What the task requires – Reproduce all of the material exactly as shown.

Raw records
· · ·

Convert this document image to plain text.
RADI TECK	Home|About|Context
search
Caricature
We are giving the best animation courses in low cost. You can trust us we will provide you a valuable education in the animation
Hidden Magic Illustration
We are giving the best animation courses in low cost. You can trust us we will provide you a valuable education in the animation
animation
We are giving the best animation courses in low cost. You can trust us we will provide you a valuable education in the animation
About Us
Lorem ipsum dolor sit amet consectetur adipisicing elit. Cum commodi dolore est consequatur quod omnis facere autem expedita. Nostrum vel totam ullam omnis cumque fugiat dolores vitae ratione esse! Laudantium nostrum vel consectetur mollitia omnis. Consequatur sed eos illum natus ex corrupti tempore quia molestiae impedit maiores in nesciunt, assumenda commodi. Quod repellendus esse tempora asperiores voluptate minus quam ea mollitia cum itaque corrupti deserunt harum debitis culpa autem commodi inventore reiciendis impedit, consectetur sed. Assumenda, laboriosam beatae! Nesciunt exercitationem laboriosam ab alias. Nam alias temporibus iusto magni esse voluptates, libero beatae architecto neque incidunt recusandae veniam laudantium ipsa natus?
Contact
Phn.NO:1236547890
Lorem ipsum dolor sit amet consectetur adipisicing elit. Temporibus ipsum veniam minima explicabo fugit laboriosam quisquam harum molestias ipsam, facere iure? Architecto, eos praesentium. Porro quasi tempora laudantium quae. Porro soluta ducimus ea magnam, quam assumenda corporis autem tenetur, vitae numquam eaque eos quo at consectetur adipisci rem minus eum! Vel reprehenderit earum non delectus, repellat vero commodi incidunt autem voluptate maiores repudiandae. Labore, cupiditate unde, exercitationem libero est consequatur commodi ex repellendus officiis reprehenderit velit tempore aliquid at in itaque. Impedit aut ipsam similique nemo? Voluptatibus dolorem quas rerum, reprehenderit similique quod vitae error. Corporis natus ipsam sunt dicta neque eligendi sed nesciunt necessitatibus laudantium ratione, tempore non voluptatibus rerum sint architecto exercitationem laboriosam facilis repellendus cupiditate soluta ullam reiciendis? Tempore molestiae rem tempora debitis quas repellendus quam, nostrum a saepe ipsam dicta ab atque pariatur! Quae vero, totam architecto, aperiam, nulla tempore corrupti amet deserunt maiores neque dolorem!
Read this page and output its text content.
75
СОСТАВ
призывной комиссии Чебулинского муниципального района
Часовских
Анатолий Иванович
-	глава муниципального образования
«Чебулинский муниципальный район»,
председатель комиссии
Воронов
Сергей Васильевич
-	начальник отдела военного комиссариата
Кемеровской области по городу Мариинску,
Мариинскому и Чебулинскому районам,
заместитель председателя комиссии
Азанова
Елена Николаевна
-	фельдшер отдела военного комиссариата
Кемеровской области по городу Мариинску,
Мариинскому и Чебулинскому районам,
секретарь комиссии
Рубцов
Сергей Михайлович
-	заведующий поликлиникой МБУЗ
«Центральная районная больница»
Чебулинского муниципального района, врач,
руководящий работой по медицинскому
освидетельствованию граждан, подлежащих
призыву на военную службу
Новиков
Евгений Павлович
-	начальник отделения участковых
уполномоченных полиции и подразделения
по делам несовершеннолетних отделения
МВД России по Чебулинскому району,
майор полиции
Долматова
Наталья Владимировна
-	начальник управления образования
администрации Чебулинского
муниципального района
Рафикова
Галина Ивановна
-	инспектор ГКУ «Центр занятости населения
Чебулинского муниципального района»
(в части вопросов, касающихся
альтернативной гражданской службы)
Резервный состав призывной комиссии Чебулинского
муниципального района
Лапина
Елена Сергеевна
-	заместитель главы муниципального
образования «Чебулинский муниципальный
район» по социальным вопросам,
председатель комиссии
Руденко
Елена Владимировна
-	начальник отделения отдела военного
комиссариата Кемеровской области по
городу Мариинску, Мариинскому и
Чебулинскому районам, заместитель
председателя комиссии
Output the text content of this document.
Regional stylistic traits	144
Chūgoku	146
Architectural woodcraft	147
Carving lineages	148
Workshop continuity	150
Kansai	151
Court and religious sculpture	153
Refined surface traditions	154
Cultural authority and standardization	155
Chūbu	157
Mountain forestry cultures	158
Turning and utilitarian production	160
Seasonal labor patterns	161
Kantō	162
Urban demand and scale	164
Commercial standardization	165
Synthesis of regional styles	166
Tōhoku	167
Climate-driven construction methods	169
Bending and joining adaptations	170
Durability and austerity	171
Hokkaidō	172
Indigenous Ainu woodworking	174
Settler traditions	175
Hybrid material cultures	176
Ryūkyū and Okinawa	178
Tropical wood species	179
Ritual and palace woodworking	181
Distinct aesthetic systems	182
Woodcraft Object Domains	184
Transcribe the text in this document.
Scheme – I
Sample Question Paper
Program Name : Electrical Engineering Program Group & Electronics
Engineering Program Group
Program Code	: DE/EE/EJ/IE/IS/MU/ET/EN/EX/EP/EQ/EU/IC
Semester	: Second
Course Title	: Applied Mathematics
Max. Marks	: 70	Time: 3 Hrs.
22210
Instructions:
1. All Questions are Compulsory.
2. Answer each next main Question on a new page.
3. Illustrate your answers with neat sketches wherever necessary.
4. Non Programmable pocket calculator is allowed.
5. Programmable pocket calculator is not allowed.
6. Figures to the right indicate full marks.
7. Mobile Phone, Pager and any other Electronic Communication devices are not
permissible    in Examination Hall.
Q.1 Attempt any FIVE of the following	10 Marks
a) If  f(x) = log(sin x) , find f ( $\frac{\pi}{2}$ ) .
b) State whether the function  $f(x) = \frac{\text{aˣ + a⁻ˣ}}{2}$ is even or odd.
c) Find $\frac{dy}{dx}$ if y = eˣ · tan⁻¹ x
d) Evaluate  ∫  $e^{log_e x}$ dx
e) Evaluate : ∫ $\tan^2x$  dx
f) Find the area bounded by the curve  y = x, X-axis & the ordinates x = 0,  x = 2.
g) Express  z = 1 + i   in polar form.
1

· · ·

Expected output –
Convert this document image to plain text.
RADI TECK	Home|About|Context
search
Caricature
We are giving the best animation courses in low cost. You can trust us we will provide you a valuable education in the animation
Hidden Magic Illustration
We are giving the best animation courses in low cost. You can trust us we will provide you a valuable education in the animation
animation
We are giving the best animation courses in low cost. You can trust us we will provide you a valuable education in the animation
About Us
Lorem ipsum dolor sit amet consectetur adipisicing elit. Cum commodi dolore est consequatur quod omnis facere autem expedita. Nostrum vel totam ullam omnis cumque fugiat dolores vitae ratione esse! Laudantium nostrum vel consectetur mollitia omnis. Consequatur sed eos illum natus ex corrupti tempore quia molestiae impedit maiores in nesciunt, assumenda commodi. Quod repellendus esse tempora asperiores voluptate minus quam ea mollitia cum itaque corrupti deserunt harum debitis culpa autem commodi inventore reiciendis impedit, consectetur sed. Assumenda, laboriosam beatae! Nesciunt exercitationem laboriosam ab alias. Nam alias temporibus iusto magni esse voluptates, libero beatae architecto neque incidunt recusandae veniam laudantium ipsa natus?
Contact
Phn.NO:1236547890
Lorem ipsum dolor sit amet consectetur adipisicing elit. Temporibus ipsum veniam minima explicabo fugit laboriosam quisquam harum molestias ipsam, facere iure? Architecto, eos praesentium. Porro quasi tempora laudantium quae. Porro soluta ducimus ea magnam, quam assumenda corporis autem tenetur, vitae numquam eaque eos quo at consectetur adipisci rem minus eum! Vel reprehenderit earum non delectus, repellat vero commodi incidunt autem voluptate maiores repudiandae. Labore, cupiditate unde, exercitationem libero est consequatur commodi ex repellendus officiis reprehenderit velit tempore aliquid at in itaque. Impedit aut ipsam similique nemo? Voluptatibus dolorem quas rerum, reprehenderit similique quod vitae error. Corporis natus ipsam sunt dicta neque eligendi sed nesciunt necessitatibus laudantium ratione, tempore non voluptatibus rerum sint architecto exercitationem laboriosam facilis repellendus cupiditate soluta ullam reiciendis? Tempore molestiae rem tempora debitis quas repellendus quam, nostrum a saepe ipsam dicta ab atque pariatur! Quae vero, totam architecto, aperiam, nulla tempore corrupti amet deserunt maiores neque dolorem!
Read this page and output its text content.
75
СОСТАВ
призывной комиссии Чебулинского муниципального района
Часовских
Анатолий Иванович
-	глава муниципального образования
«Чебулинский муниципальный район»,
председатель комиссии
Воронов
Сергей Васильевич
-	начальник отдела военного комиссариата
Кемеровской области по городу Мариинску,
Мариинскому и Чебулинскому районам,
заместитель председателя комиссии
Азанова
Елена Николаевна
-	фельдшер отдела военного комиссариата
Кемеровской области по городу Мариинску,
Мариинскому и Чебулинскому районам,
секретарь комиссии
Рубцов
Сергей Михайлович
-	заведующий поликлиникой МБУЗ
«Центральная районная больница»
Чебулинского муниципального района, врач,
руководящий работой по медицинскому
освидетельствованию граждан, подлежащих
призыву на военную службу
Новиков
Евгений Павлович
-	начальник отделения участковых
уполномоченных полиции и подразделения
по делам несовершеннолетних отделения
МВД России по Чебулинскому району,
майор полиции
Долматова
Наталья Владимировна
-	начальник управления образования
администрации Чебулинского
муниципального района
Рафикова
Галина Ивановна
-	инспектор ГКУ «Центр занятости населения
Чебулинского муниципального района»
(в части вопросов, касающихся
альтернативной гражданской службы)
Резервный состав призывной комиссии Чебулинского
муниципального района
Лапина
Елена Сергеевна
-	заместитель главы муниципального
образования «Чебулинский муниципальный
район» по социальным вопросам,
председатель комиссии
Руденко
Елена Владимировна
-	начальник отделения отдела военного
комиссариата Кемеровской области по
городу Мариинску, Мариинскому и
Чебулинскому районам, заместитель
председателя комиссии
Output the text content of this document.
Regional stylistic traits	144
Chūgoku	146
Architectural woodcraft	147
Carving lineages	148
Workshop continuity	150
Kansai	151
Court and religious sculpture	153
Refined surface traditions	154
Cultural authority and standardization	155
Chūbu	157
Mountain forestry cultures	158
Turning and utilitarian production	160
Seasonal labor patterns	161
Kantō	162
Urban demand and scale	164
Commercial standardization	165
Synthesis of regional styles	166
Tōhoku	167
Climate-driven construction methods	169
Bending and joining adaptations	170
Durability and austerity	171
Hokkaidō	172
Indigenous Ainu woodworking	174
Settler traditions	175
Hybrid material cultures	176
Ryūkyū and Okinawa	178
Tropical wood species	179
Ritual and palace woodworking	181
Distinct aesthetic systems	182
Woodcraft Object Domains	184
Transcribe the text in this document.
Scheme – I
Sample Question Paper
Program Name : Electrical Engineering Program Group & Electronics
Engineering Program Group
Program Code	: DE/EE/EJ/IE/IS/MU/ET/EN/EX/EP/EQ/EU/IC
Semester	: Second
Course Title	: Applied Mathematics
Max. Marks	: 70	Time: 3 Hrs.
22210
Instructions:
1. All Questions are Compulsory.
2. Answer each next main Question on a new page.
3. Illustrate your answers with neat sketches wherever necessary.
4. Non Programmable pocket calculator is allowed.
5. Programmable pocket calculator is not allowed.
6. Figures to the right indicate full marks.
7. Mobile Phone, Pager and any other Electronic Communication devices are not
permissible    in Examination Hall.
Q.1 Attempt any FIVE of the following	10 Marks
a) If  f(x) = log(sin x) , find f ( $\frac{\pi}{2}$ ) .
b) State whether the function  $f(x) = \frac{\text{aˣ + a⁻ˣ}}{2}$ is even or odd.
c) Find $\frac{dy}{dx}$ if y = eˣ · tan⁻¹ x
d) Evaluate  ∫  $e^{log_e x}$ dx
e) Evaluate : ∫ $\tan^2x$  dx
f) Find the area bounded by the curve  y = x, X-axis & the ordinates x = 0,  x = 2.
g) Express  z = 1 + i   in polar form.
1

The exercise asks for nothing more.